Dataset rows about figures:
|---|
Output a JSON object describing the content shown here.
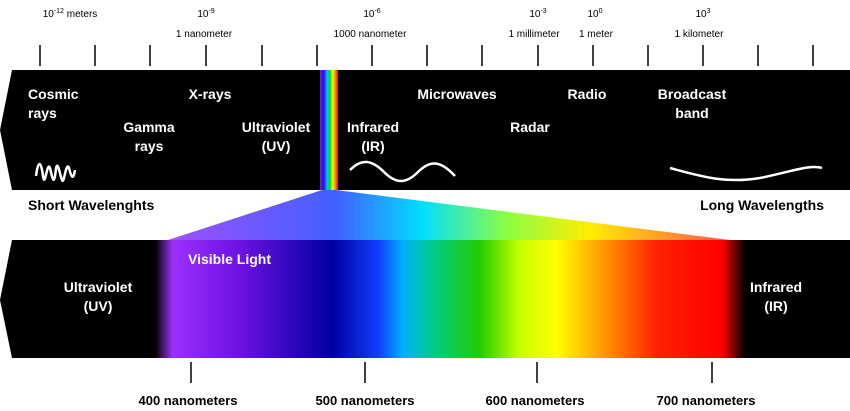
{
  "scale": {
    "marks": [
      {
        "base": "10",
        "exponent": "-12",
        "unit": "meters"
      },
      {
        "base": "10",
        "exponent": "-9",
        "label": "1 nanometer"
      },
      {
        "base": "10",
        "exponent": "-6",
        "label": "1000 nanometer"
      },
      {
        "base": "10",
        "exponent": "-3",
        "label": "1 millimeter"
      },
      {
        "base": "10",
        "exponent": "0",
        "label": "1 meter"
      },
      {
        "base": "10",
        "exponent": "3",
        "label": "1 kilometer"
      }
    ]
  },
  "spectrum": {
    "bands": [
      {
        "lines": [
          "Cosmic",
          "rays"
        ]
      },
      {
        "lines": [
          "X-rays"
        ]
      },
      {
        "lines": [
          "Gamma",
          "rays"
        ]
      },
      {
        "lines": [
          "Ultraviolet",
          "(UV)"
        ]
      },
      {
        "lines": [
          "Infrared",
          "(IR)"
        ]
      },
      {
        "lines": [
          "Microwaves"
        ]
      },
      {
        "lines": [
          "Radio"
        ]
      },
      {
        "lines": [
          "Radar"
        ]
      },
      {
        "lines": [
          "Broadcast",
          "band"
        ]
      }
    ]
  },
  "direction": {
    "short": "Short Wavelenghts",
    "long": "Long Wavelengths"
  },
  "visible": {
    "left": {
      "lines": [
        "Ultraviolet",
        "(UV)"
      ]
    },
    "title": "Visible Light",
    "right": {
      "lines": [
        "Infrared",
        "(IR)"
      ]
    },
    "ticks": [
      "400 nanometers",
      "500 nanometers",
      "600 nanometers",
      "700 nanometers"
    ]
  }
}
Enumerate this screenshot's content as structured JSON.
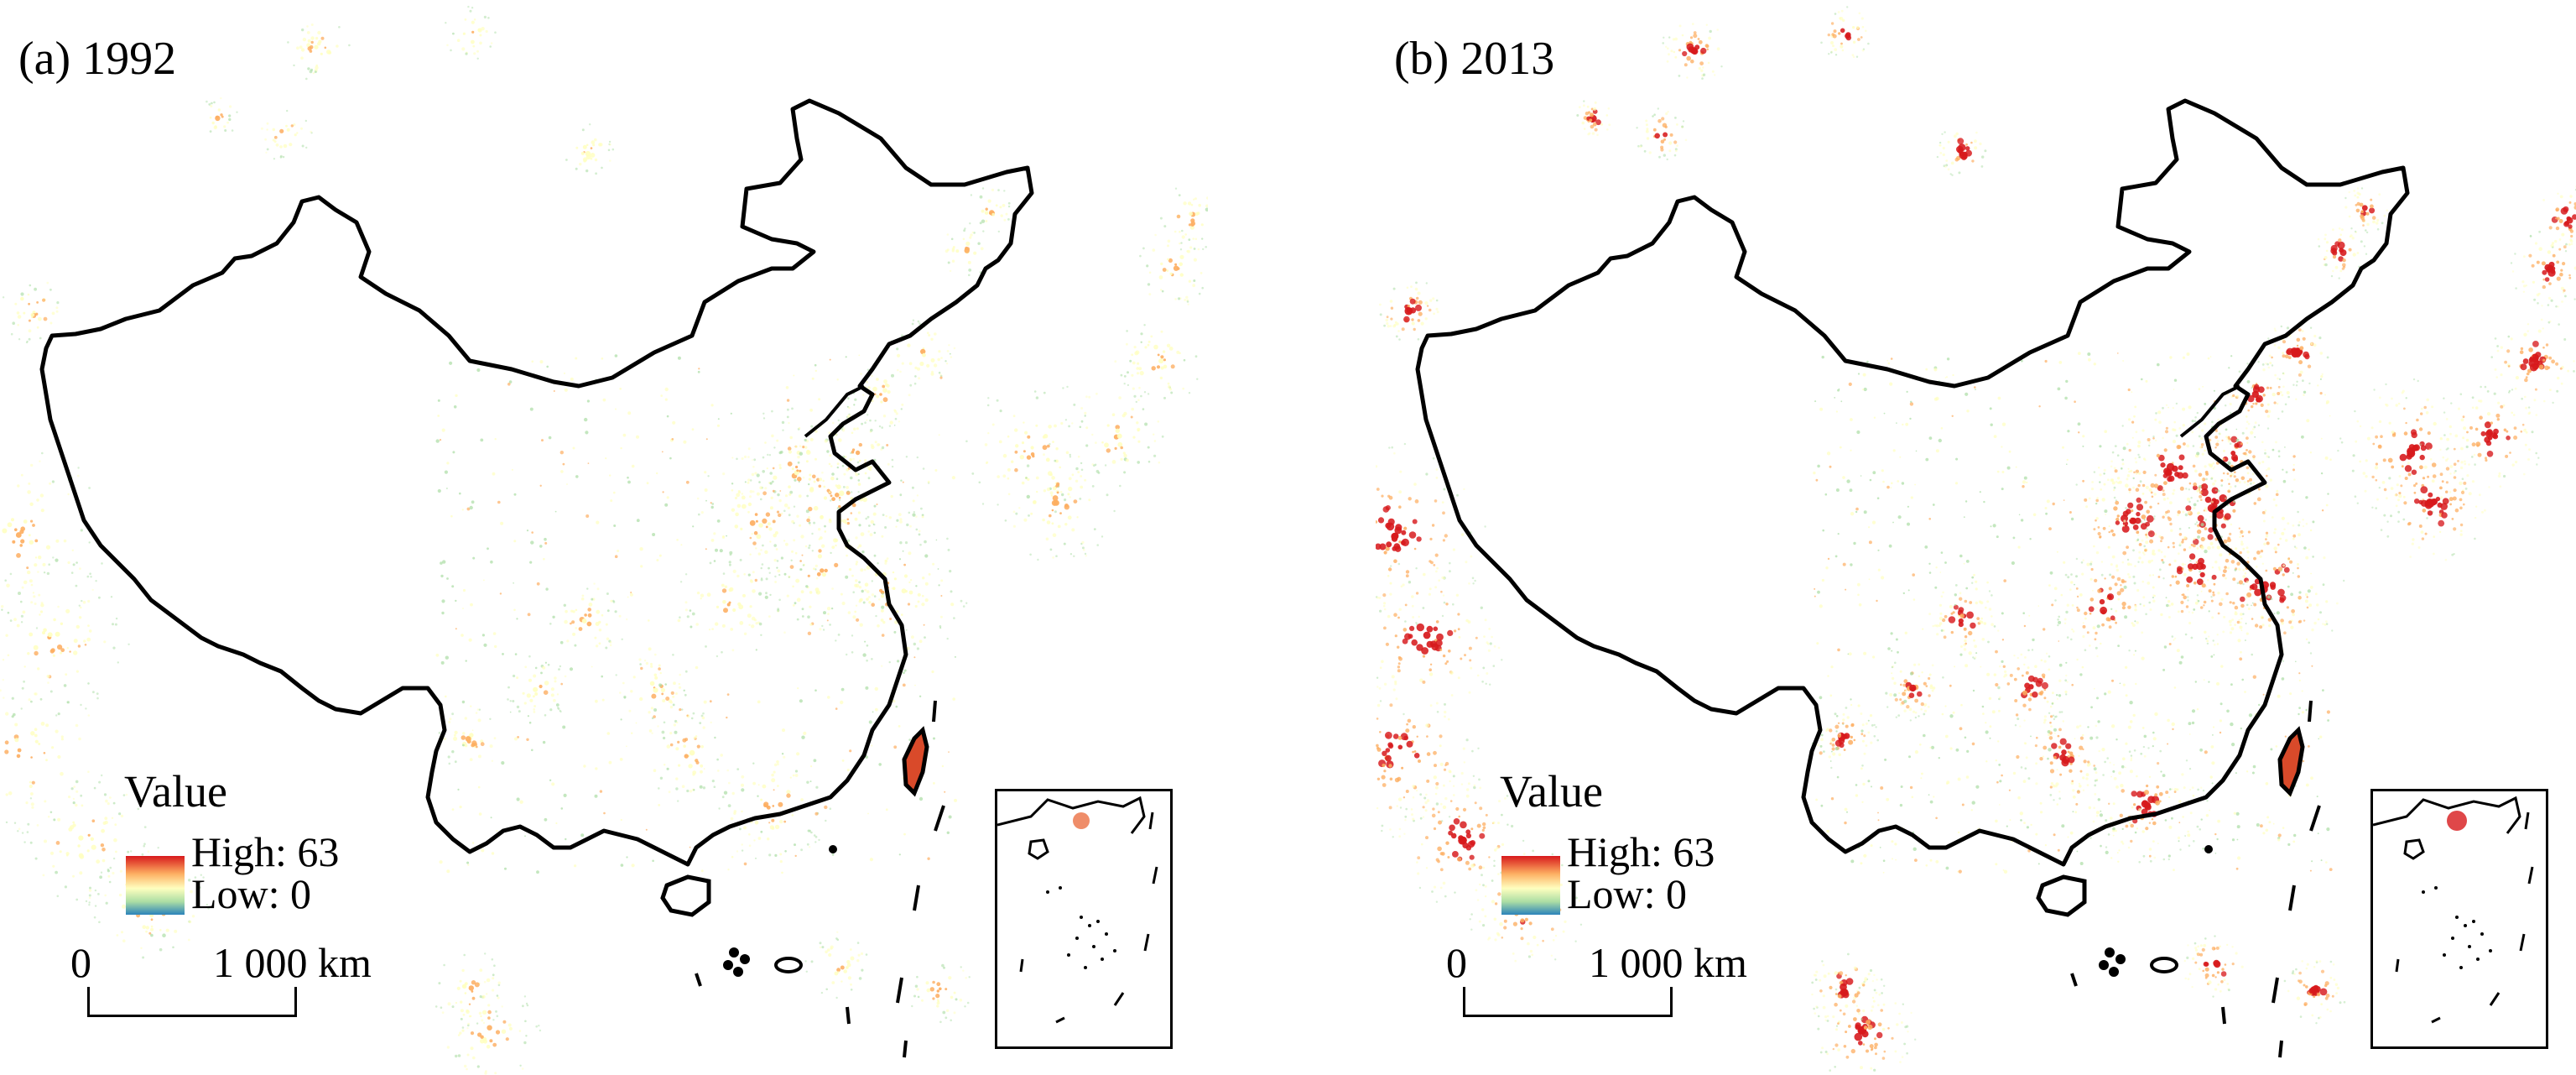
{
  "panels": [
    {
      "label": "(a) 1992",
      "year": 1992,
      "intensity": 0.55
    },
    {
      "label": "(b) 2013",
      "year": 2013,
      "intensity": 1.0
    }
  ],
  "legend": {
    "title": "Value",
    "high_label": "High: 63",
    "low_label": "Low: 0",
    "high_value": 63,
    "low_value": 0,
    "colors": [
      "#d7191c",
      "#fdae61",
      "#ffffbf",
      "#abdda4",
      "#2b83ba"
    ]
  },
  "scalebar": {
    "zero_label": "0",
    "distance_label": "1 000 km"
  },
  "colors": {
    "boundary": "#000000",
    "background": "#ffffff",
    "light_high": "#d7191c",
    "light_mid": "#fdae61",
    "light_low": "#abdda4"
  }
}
|---|
Your task is to pick out every line with the string "exponent" and copy it.

        "exponent": "-12",
        "exponent": "-9",
        "exponent": "-6",
        "exponent": "-3",
        "exponent": "0",
        "exponent": "3",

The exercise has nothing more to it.